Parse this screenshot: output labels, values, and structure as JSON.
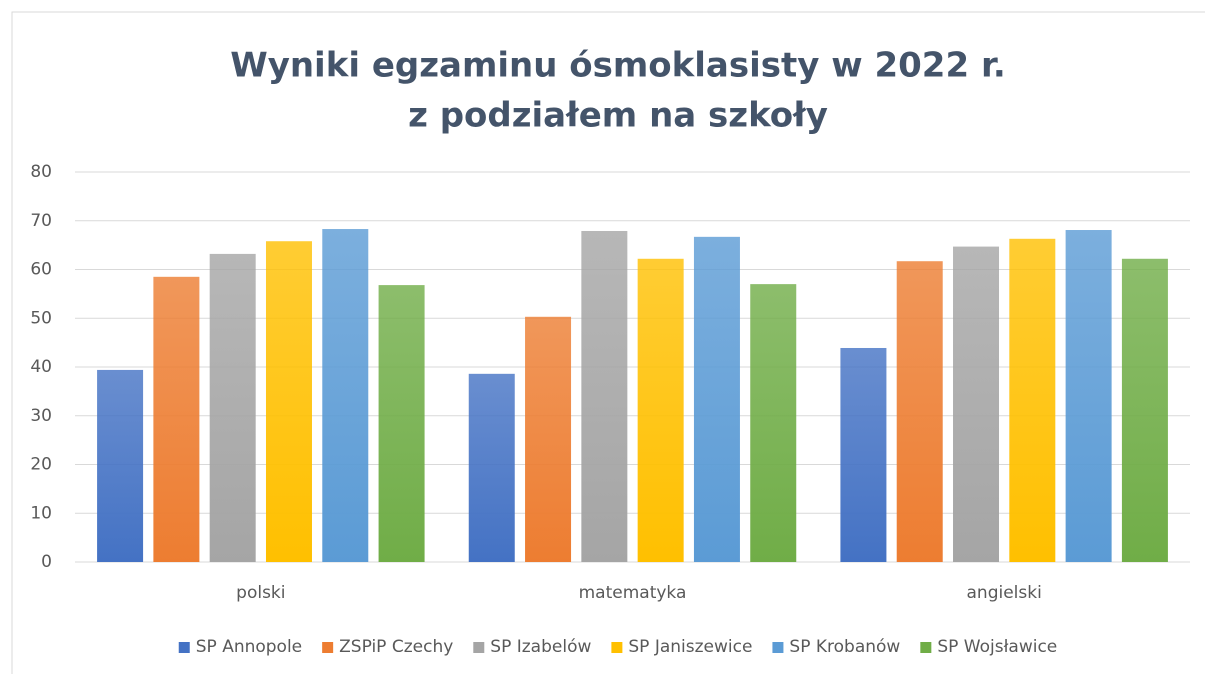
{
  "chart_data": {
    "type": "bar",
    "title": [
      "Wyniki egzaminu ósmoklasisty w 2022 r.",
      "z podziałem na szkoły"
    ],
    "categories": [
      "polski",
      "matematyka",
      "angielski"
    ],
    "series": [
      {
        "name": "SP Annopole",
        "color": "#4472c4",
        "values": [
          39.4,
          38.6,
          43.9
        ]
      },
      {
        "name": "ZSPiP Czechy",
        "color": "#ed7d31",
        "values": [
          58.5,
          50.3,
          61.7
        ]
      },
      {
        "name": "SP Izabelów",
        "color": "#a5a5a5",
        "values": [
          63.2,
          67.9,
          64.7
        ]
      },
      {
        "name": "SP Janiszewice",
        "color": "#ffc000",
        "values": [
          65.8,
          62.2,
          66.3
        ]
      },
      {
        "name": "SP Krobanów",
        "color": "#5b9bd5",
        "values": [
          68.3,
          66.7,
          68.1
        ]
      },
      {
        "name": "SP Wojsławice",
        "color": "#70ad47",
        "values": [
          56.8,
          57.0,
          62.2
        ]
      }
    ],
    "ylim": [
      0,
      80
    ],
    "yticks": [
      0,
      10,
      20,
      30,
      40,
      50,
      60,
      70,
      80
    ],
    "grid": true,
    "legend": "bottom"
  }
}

= = = = = = =

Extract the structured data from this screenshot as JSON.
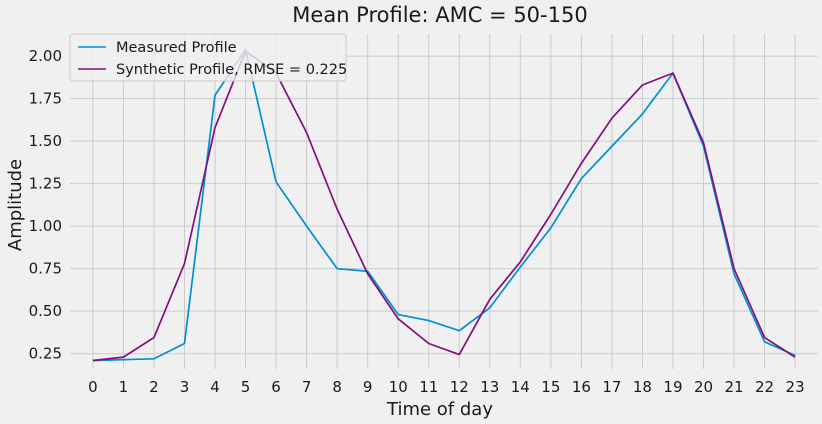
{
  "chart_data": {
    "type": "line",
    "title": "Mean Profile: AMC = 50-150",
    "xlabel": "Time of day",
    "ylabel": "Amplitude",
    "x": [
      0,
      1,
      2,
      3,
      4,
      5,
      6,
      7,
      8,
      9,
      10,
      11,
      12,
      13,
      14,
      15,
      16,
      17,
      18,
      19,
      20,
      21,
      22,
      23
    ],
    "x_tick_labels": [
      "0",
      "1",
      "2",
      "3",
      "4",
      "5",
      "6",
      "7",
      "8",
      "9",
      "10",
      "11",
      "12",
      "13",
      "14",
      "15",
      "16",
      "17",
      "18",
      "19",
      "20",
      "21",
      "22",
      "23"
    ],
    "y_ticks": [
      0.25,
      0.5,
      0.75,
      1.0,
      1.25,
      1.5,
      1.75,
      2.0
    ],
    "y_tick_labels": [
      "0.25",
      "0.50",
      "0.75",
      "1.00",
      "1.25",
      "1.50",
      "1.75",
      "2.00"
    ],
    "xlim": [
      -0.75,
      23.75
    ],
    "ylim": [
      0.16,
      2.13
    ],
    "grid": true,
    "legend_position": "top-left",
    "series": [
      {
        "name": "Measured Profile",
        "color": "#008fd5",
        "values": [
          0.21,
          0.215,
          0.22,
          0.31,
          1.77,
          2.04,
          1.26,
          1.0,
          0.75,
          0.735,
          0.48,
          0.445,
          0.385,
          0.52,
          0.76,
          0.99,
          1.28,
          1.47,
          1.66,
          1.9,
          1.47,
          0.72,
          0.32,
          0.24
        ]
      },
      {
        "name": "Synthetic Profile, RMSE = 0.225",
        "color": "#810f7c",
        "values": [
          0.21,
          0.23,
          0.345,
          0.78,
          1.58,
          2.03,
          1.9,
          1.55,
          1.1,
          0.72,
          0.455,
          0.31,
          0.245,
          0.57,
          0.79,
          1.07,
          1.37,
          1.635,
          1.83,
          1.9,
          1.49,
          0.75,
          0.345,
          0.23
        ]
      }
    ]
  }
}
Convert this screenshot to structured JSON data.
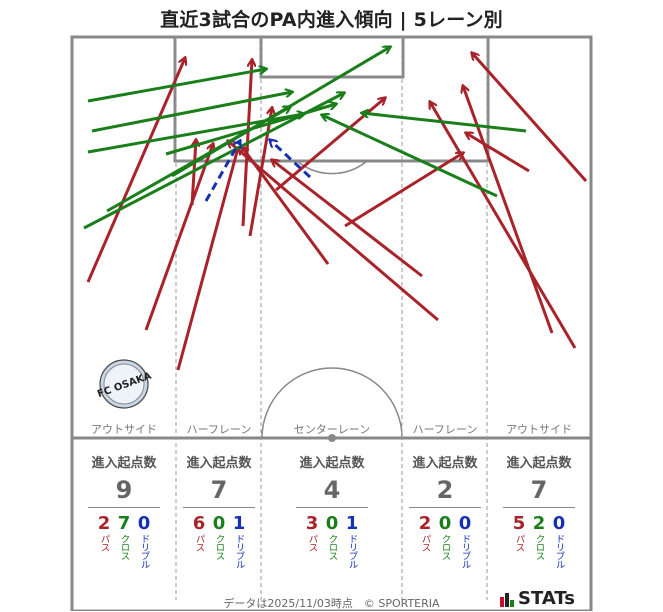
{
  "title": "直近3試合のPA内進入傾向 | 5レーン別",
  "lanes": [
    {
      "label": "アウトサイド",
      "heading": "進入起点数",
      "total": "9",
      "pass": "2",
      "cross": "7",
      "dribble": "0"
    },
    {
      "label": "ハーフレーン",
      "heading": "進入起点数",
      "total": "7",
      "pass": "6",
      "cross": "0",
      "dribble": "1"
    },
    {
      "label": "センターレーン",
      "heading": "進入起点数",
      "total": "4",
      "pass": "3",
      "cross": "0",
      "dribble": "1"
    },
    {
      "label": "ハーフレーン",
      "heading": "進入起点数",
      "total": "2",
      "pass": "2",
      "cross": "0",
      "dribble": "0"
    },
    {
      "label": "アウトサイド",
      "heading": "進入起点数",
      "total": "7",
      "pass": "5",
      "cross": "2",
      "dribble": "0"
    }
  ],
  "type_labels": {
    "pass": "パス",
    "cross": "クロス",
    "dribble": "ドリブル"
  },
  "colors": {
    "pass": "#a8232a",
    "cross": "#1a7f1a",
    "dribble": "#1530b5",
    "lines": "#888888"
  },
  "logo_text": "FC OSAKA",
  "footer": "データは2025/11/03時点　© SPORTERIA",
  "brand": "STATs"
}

= = = = = = =

Your task is to collect every line above that contains the word "JSON".

Parse this screenshot: output labels, values, and structure as JSON.
Extract the structured data from this screenshot as JSON.
Convert this screenshot to structured JSON data.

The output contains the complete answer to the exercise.